Listed records:
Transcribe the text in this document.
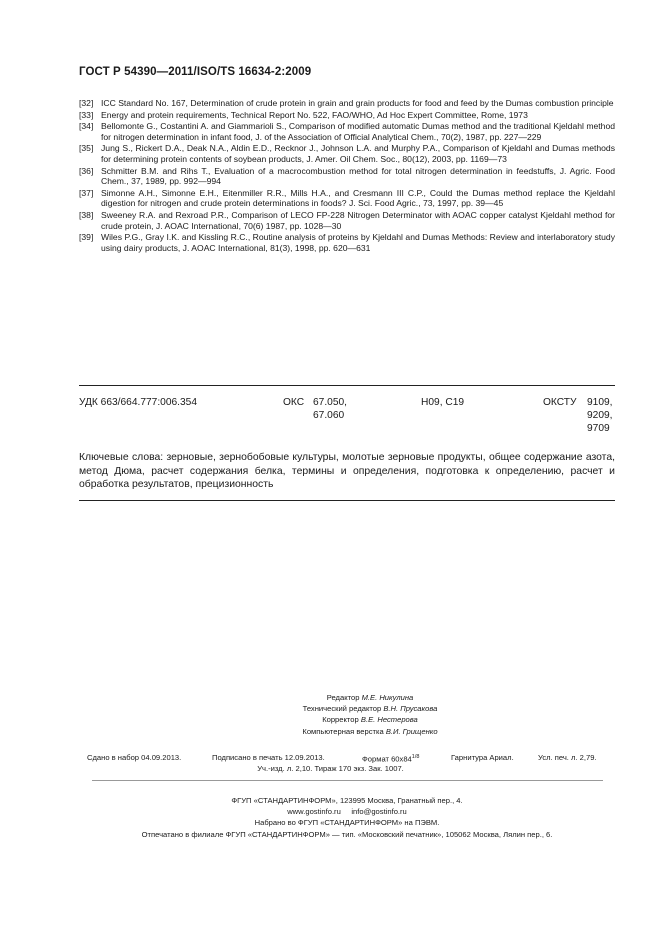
ГОСТ Р 54390—2011/ISO/TS 16634-2:2009
[32] ICC Standard No. 167, Determination of crude protein in grain and grain products for food and feed by the Dumas combustion principle
[33] Energy and protein requirements, Technical Report No. 522, FAO/WHO, Ad Hoc Expert Committee, Rome, 1973
[34] Bellomonte G., Costantini A. and Giammarioli S., Comparison of modified automatic Dumas method and the traditional Kjeldahl method for nitrogen determination in infant food, J. of the Association of Official Analytical Chem., 70(2), 1987, pp. 227—229
[35] Jung S., Rickert D.A., Deak N.A., Aldin E.D., Recknor J., Johnson L.A. and Murphy P.A., Comparison of Kjeldahl and Dumas methods for determining protein contents of soybean products, J. Amer. Oil Chem. Soc., 80(12), 2003, pp. 1169—73
[36] Schmitter B.M. and Rihs T., Evaluation of a macrocombustion method for total nitrogen determination in feedstuffs, J. Agric. Food Chem., 37, 1989, pp. 992—994
[37] Simonne A.H., Simonne E.H., Eitenmiller R.R., Mills H.A., and Cresmann III C.P., Could the Dumas method replace the Kjeldahl digestion for nitrogen and crude protein determinations in foods? J. Sci. Food Agric., 73, 1997, pp. 39—45
[38] Sweeney R.A. and Rexroad P.R., Comparison of LECO FP-228 Nitrogen Determinator with AOAC copper catalyst Kjeldahl method for crude protein, J. AOAC International, 70(6) 1987, pp. 1028—30
[39] Wiles P.G., Gray I.K. and Kissling R.C., Routine analysis of proteins by Kjeldahl and Dumas Methods: Review and interlaboratory study using dairy products, J. AOAC International, 81(3), 1998, pp. 620—631
УДК 663/664.777:006.354	ОКС 67.050,
67.060
Н09, С19	ОКСТУ 9109,
9209,
9709
Ключевые слова: зерновые, зернобобовые культуры, молотые зерновые продукты, общее содержание азота, метод Дюма, расчет содержания белка, термины и определения, подготовка к определению, расчет и обработка результатов, прецизионность
Редактор М.Е. Никулина
Технический редактор В.Н. Прусакова
Корректор В.Е. Нестерова
Компьютерная верстка В.И. Грищенко
Сдано в набор 04.09.2013.	Подписано в печать 12.09.2013.	Формат $60х84^{1/8}$	Гарнитура Ариал.	Усл. печ. л. 2,79.
Уч.-изд. л. 2,10. Тираж 170 экз. Зак. 1007.
ФГУП «СТАНДАРТИНФОРМ», 123995 Москва, Гранатный пер., 4.
www.gostinfo.ru info@gostinfo.ru
Набрано во ФГУП «СТАНДАРТИНФОРМ» на ПЭВМ.
Отпечатано в филиале ФГУП «СТАНДАРТИНФОРМ» — тип. «Московский печатник», 105062 Москва, Лялин пер., 6.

Task objective:
Check each line of the records above for "СТАНДАРТИНФОРМ", and copy those that have it.

Written reply:
ФГУП «СТАНДАРТИНФОРМ», 123995 Москва, Гранатный пер., 4.
Набрано во ФГУП «СТАНДАРТИНФОРМ» на ПЭВМ.
Отпечатано в филиале ФГУП «СТАНДАРТИНФОРМ» — тип. «Московский печатник», 105062 Москва, Лялин пер., 6.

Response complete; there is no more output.